EXERCISE PROMPT
Copy out every line of the material below word for word, leaving out the pictures.
== RAW DATA ==
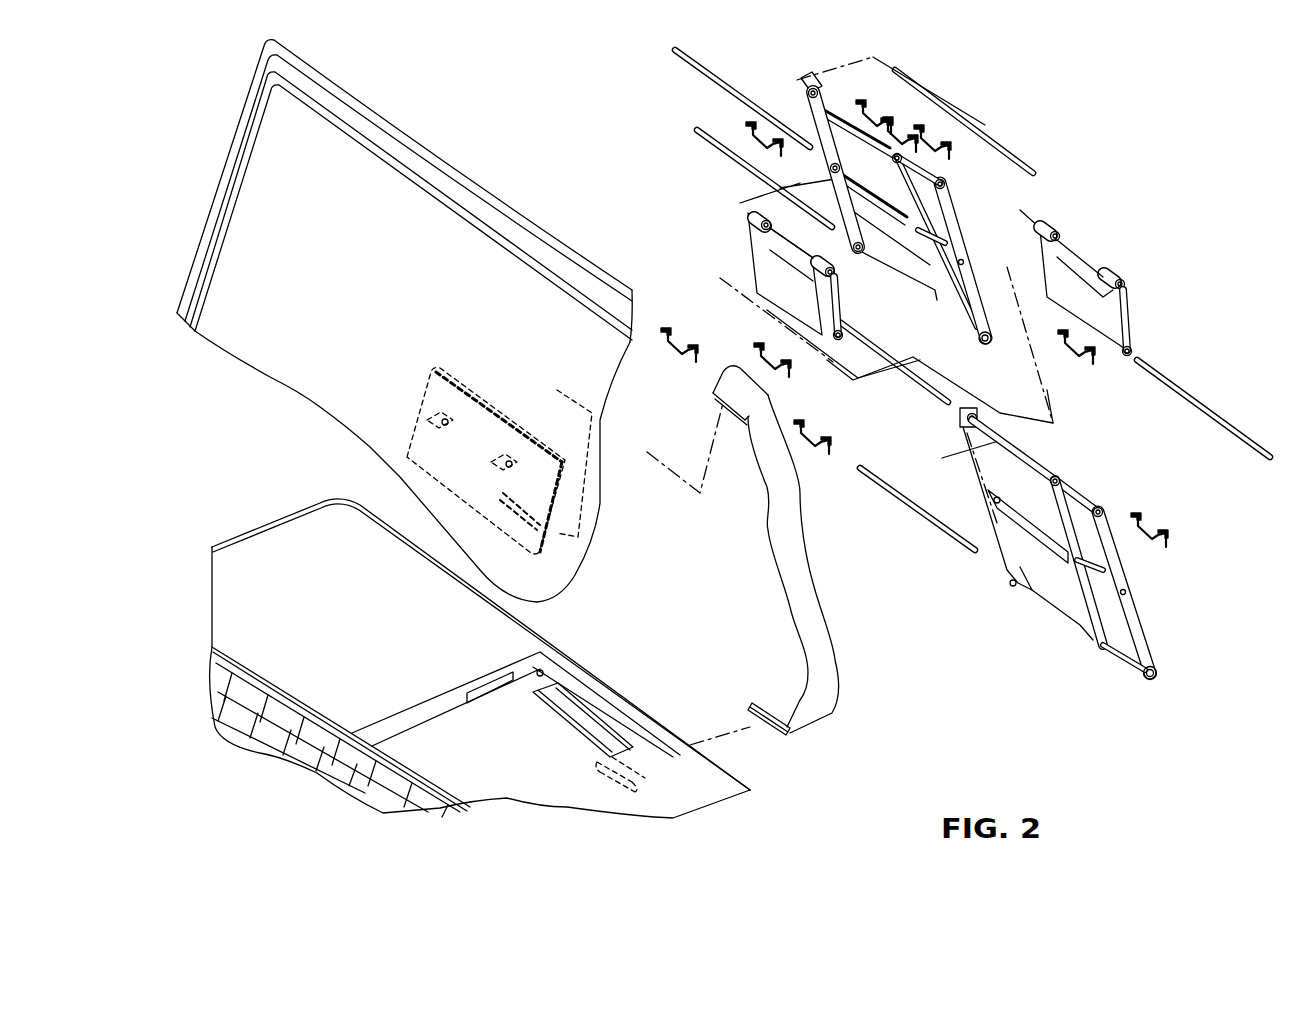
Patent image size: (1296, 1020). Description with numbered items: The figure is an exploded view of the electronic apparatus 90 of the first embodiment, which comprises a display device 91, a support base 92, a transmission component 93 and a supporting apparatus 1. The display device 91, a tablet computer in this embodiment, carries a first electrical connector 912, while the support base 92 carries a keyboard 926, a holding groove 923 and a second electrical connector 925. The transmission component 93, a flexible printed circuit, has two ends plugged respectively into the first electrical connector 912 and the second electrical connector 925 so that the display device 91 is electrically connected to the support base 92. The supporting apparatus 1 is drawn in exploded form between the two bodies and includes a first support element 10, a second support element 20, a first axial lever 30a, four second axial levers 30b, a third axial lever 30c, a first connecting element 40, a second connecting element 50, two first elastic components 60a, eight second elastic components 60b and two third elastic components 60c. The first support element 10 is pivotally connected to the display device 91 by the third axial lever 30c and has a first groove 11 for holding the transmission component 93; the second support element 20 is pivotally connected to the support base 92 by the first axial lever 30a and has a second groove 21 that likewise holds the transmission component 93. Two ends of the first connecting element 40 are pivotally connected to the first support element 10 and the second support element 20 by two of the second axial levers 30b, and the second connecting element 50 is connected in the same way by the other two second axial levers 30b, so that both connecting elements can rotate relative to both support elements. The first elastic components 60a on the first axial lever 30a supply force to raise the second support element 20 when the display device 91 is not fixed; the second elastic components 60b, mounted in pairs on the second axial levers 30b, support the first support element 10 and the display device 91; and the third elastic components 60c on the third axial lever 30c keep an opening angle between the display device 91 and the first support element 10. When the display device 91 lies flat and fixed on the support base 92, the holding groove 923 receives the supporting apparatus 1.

The supporting apparatus 1 is at (1130, 203).
The first support element 10 is at (907, 257).
The first groove 11 is at (940, 306).
The second support element 20 is at (1058, 545).
The second groove 21 is at (1098, 644).
The first axial lever 30a is at (925, 517).
The second axial lever 30b is at (690, 60).
The third axial lever 30c is at (995, 142).
The first connecting element 40 is at (760, 253).
The second connecting element 50 is at (1125, 305).
The first elastic component 60a is at (683, 370).
The second elastic component 60b is at (748, 122).
The third elastic component 60c is at (877, 98).
The portable electronic device 90 is at (182, 382).
The display device 91 is at (205, 262).
The support base 92 is at (265, 560).
The transmission component 93 is at (800, 633).
The first electrical connector 912 is at (560, 535).
The holding groove 923 is at (405, 716).
The second electrical connector 925 is at (640, 745).
The keyboard 926 is at (236, 736).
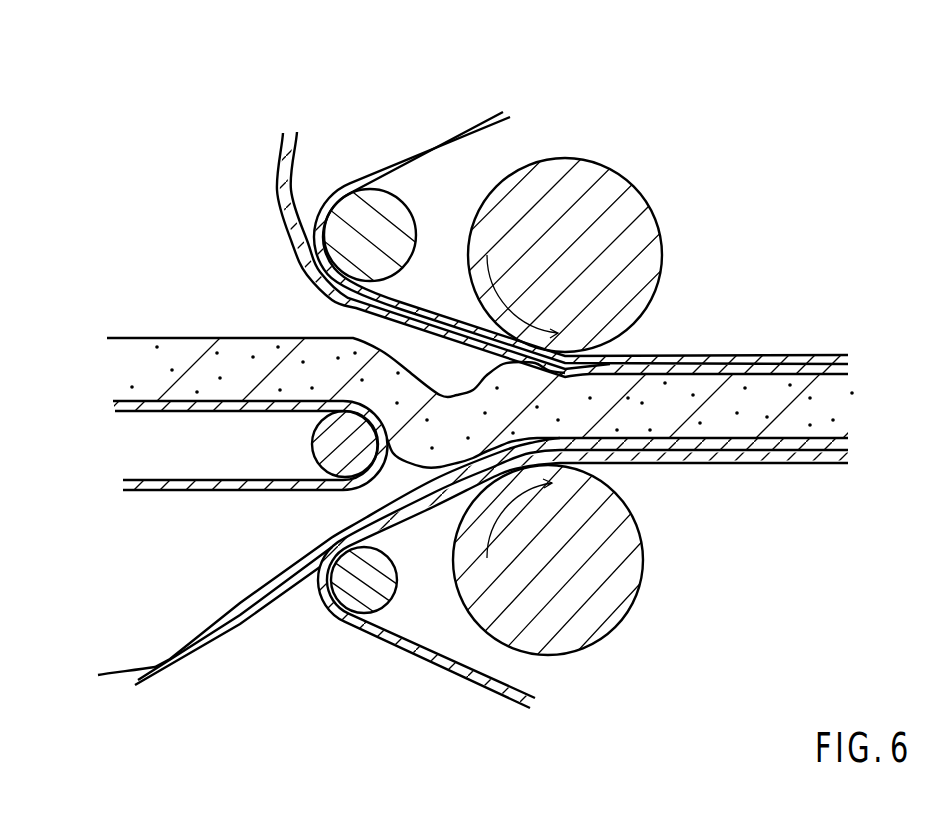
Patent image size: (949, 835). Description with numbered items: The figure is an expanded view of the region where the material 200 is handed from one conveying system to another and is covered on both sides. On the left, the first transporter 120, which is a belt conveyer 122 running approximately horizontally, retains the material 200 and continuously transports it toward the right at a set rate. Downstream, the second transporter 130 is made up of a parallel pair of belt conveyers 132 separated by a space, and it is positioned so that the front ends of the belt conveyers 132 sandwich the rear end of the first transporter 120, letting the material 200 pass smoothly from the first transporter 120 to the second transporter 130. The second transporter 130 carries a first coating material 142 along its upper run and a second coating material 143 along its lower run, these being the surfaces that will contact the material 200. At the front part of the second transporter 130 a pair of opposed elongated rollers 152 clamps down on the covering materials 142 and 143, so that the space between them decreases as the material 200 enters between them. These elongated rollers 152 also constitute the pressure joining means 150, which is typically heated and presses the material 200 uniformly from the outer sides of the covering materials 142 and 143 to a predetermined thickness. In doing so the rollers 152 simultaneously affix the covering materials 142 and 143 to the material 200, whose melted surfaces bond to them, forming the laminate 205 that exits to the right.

The first transporter 120 is at (118, 459).
The belt conveyer 122 is at (158, 492).
The second transporter 130 is at (727, 114).
The belt conveyer 132 is at (441, 145).
The first coating material 142 is at (280, 170).
The second coating material 143 is at (218, 634).
The pressure joining means 150 is at (599, 669).
The elongated roller 152 is at (620, 173).
The material 200 is at (170, 338).
The laminate 205 is at (780, 374).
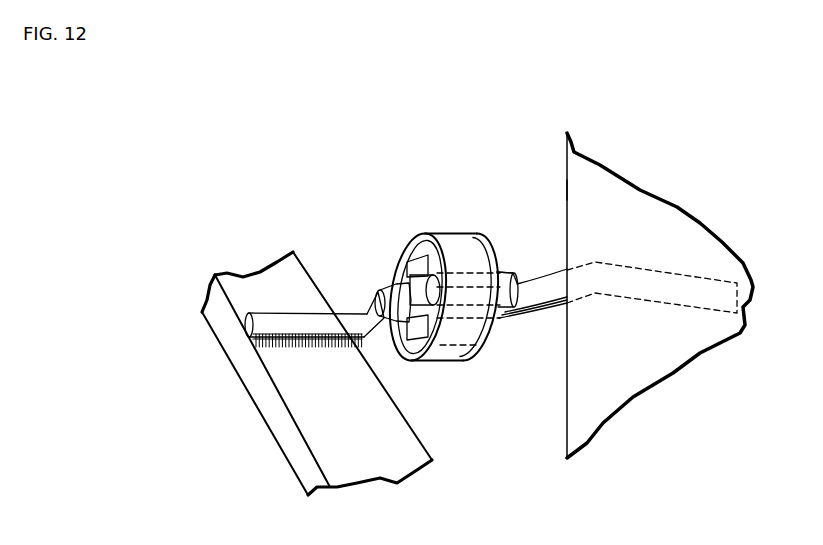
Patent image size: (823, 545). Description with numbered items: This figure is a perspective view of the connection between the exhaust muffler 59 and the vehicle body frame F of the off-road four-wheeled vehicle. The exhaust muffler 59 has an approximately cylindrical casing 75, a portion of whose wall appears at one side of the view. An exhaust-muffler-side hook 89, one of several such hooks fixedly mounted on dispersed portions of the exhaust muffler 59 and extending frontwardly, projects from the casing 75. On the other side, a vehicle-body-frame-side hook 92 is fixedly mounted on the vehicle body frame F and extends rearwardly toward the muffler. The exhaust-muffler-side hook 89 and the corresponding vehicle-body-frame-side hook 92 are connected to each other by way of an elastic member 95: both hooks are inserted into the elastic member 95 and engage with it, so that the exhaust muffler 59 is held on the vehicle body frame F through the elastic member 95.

The vehicle body frame F is at (243, 385).
The elastic member 95 is at (467, 233).
The vehicle-body-frame-side hook 92 is at (513, 277).
The exhaust-muffler-side hook 89 is at (530, 303).
The casing 75 is at (632, 202).
The exhaust muffler 59 is at (566, 178).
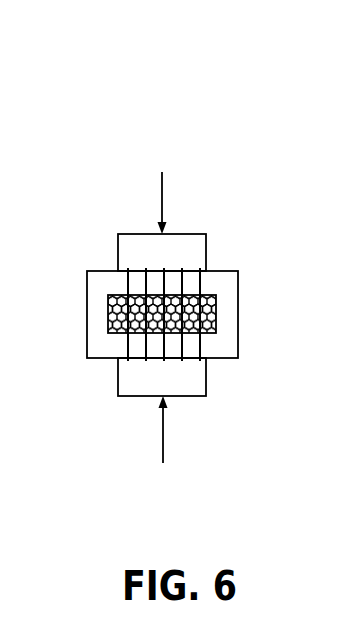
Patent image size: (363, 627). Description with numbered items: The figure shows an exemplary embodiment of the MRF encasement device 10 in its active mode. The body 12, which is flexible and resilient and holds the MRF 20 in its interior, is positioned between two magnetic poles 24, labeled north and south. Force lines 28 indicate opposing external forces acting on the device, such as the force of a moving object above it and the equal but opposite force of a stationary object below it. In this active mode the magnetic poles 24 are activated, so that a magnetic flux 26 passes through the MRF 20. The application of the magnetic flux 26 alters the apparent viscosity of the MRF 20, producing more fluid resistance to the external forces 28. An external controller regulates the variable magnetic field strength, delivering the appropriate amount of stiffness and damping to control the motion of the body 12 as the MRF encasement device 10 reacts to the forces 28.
===
OUTPUT
Patent image size: (1296, 1020). Description with numbered items: The figure is an exploded view of the electronic apparatus 90 of the first embodiment, which comprises a display device 91, a support base 92, a transmission component 93 and a supporting apparatus 1. The display device 91, a tablet computer in this embodiment, carries a first electrical connector 912, while the support base 92 carries a keyboard 926, a holding groove 923 and a second electrical connector 925. The transmission component 93, a flexible printed circuit, has two ends plugged respectively into the first electrical connector 912 and the second electrical connector 925 so that the display device 91 is electrically connected to the support base 92. The supporting apparatus 1 is drawn in exploded form between the two bodies and includes a first support element 10, a second support element 20, a first axial lever 30a, four second axial levers 30b, a third axial lever 30c, a first connecting element 40, a second connecting element 50, two first elastic components 60a, eight second elastic components 60b and two third elastic components 60c. The first support element 10 is pivotally connected to the display device 91 by the third axial lever 30c and has a first groove 11 for holding the transmission component 93; the second support element 20 is pivotally connected to the support base 92 by the first axial lever 30a and has a second groove 21 that likewise holds the transmission component 93. Two ends of the first connecting element 40 are pivotally connected to the first support element 10 and the second support element 20 by two of the second axial levers 30b, and the second connecting element 50 is connected in the same way by the other two second axial levers 30b, so that both connecting elements can rotate relative to both support elements. The first elastic components 60a on the first axial lever 30a supply force to raise the second support element 20 when the display device 91 is not fixed; the second elastic components 60b, mounted in pairs on the second axial levers 30b, support the first support element 10 and the display device 91; and the third elastic components 60c on the third axial lever 30c keep an opening angle between the display device 91 and the first support element 10. When the display device 91 lies flat and fixed on the support base 92, the holding groove 923 receives the supporting apparatus 1.

The supporting apparatus 1 is at (1130, 203).
The first support element 10 is at (907, 257).
The first groove 11 is at (940, 306).
The second support element 20 is at (1058, 545).
The second groove 21 is at (1098, 644).
The first axial lever 30a is at (925, 517).
The second axial lever 30b is at (690, 60).
The third axial lever 30c is at (995, 142).
The first connecting element 40 is at (760, 253).
The second connecting element 50 is at (1125, 305).
The first elastic component 60a is at (683, 370).
The second elastic component 60b is at (748, 122).
The third elastic component 60c is at (877, 98).
The portable electronic device 90 is at (182, 382).
The display device 91 is at (205, 262).
The support base 92 is at (265, 560).
The transmission component 93 is at (800, 633).
The first electrical connector 912 is at (560, 535).
The holding groove 923 is at (405, 716).
The second electrical connector 925 is at (640, 745).
The keyboard 926 is at (236, 736).
Patent image size: (949, 835). Description with numbered items: The figure is an expanded view of the region where the material 200 is handed from one conveying system to another and is covered on both sides. On the left, the first transporter 120, which is a belt conveyer 122 running approximately horizontally, retains the material 200 and continuously transports it toward the right at a set rate. Downstream, the second transporter 130 is made up of a parallel pair of belt conveyers 132 separated by a space, and it is positioned so that the front ends of the belt conveyers 132 sandwich the rear end of the first transporter 120, letting the material 200 pass smoothly from the first transporter 120 to the second transporter 130. The second transporter 130 carries a first coating material 142 along its upper run and a second coating material 143 along its lower run, these being the surfaces that will contact the material 200. At the front part of the second transporter 130 a pair of opposed elongated rollers 152 clamps down on the covering materials 142 and 143, so that the space between them decreases as the material 200 enters between them. These elongated rollers 152 also constitute the pressure joining means 150, which is typically heated and presses the material 200 uniformly from the outer sides of the covering materials 142 and 143 to a predetermined thickness. In doing so the rollers 152 simultaneously affix the covering materials 142 and 143 to the material 200, whose melted surfaces bond to them, forming the laminate 205 that exits to the right.

The first transporter 120 is at (118, 459).
The belt conveyer 122 is at (158, 492).
The second transporter 130 is at (727, 114).
The belt conveyer 132 is at (441, 145).
The first coating material 142 is at (280, 170).
The second coating material 143 is at (218, 634).
The pressure joining means 150 is at (599, 669).
The elongated roller 152 is at (620, 173).
The material 200 is at (170, 338).
The laminate 205 is at (780, 374).
Patent image size: (823, 545). Description with numbered items: This figure is a perspective view of the connection between the exhaust muffler 59 and the vehicle body frame F of the off-road four-wheeled vehicle. The exhaust muffler 59 has an approximately cylindrical casing 75, a portion of whose wall appears at one side of the view. An exhaust-muffler-side hook 89, one of several such hooks fixedly mounted on dispersed portions of the exhaust muffler 59 and extending frontwardly, projects from the casing 75. On the other side, a vehicle-body-frame-side hook 92 is fixedly mounted on the vehicle body frame F and extends rearwardly toward the muffler. The exhaust-muffler-side hook 89 and the corresponding vehicle-body-frame-side hook 92 are connected to each other by way of an elastic member 95: both hooks are inserted into the elastic member 95 and engage with it, so that the exhaust muffler 59 is held on the vehicle body frame F through the elastic member 95.

The vehicle body frame F is at (243, 385).
The elastic member 95 is at (467, 233).
The vehicle-body-frame-side hook 92 is at (513, 277).
The exhaust-muffler-side hook 89 is at (530, 303).
The casing 75 is at (632, 202).
The exhaust muffler 59 is at (566, 178).
Patent image size: (363, 627). Description with numbered items: The figure shows an exemplary embodiment of the MRF encasement device 10 in its active mode. The body 12, which is flexible and resilient and holds the MRF 20 in its interior, is positioned between two magnetic poles 24, labeled north and south. Force lines 28 indicate opposing external forces acting on the device, such as the force of a moving object above it and the equal but opposite force of a stationary object below it. In this active mode the magnetic poles 24 are activated, so that a magnetic flux 26 passes through the MRF 20. The application of the magnetic flux 26 alters the apparent viscosity of the MRF 20, producing more fluid resistance to the external forces 28. An external controller regulates the variable magnetic field strength, delivering the appropriate amount of stiffness and damping to control the motion of the body 12 as the MRF encasement device 10 reacts to the forces 28.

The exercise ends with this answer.